-- WORK TO DO --
In the data, extract each line that holds the string "verified".

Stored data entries

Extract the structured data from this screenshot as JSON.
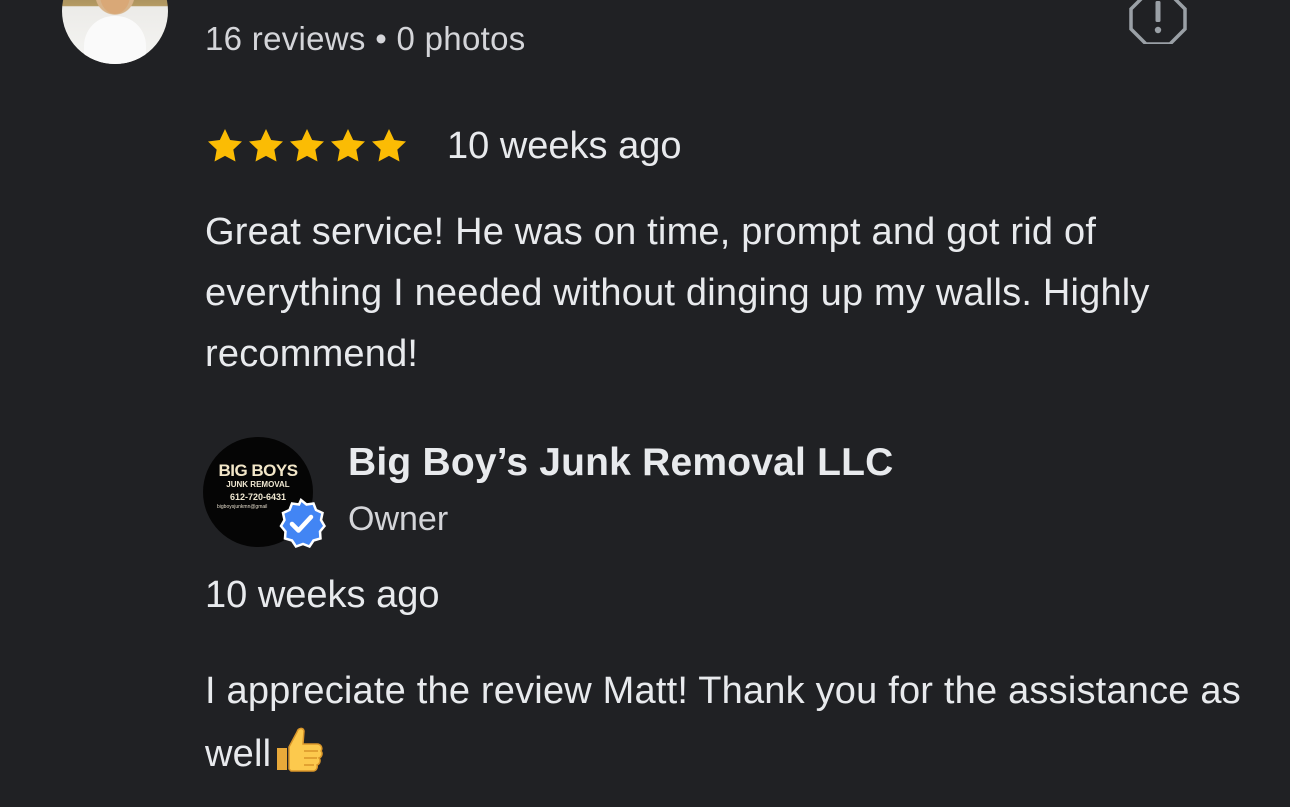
{
  "review": {
    "reviewer_meta": "16 reviews • 0 photos",
    "rating": 5,
    "rating_max": 5,
    "date": "10 weeks ago",
    "text": "Great service! He was on time, prompt and got rid of everything I needed without dinging up my walls. Highly recommend!"
  },
  "owner_reply": {
    "logo": {
      "title": "BIG BOYS",
      "subtitle": "JUNK REMOVAL",
      "phone": "612-720-6431",
      "email": "bigboysjunkmn@gmail"
    },
    "name": "Big Boy’s Junk Removal LLC",
    "role": "Owner",
    "date": "10 weeks ago",
    "text": "I appreciate the review Matt! Thank you for the assistance as well"
  },
  "icons": {
    "report": "report-flag-icon",
    "star": "star-icon",
    "verified": "verified-badge-icon",
    "thumbs_up": "thumbs-up-emoji"
  },
  "colors": {
    "background": "#202124",
    "star": "#fbbc04",
    "verified": "#4285f4",
    "text": "#e8eaed"
  }
}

-- FULL RESPONSE --
    "verified": "verified-badge-icon",
    "verified": "#4285f4",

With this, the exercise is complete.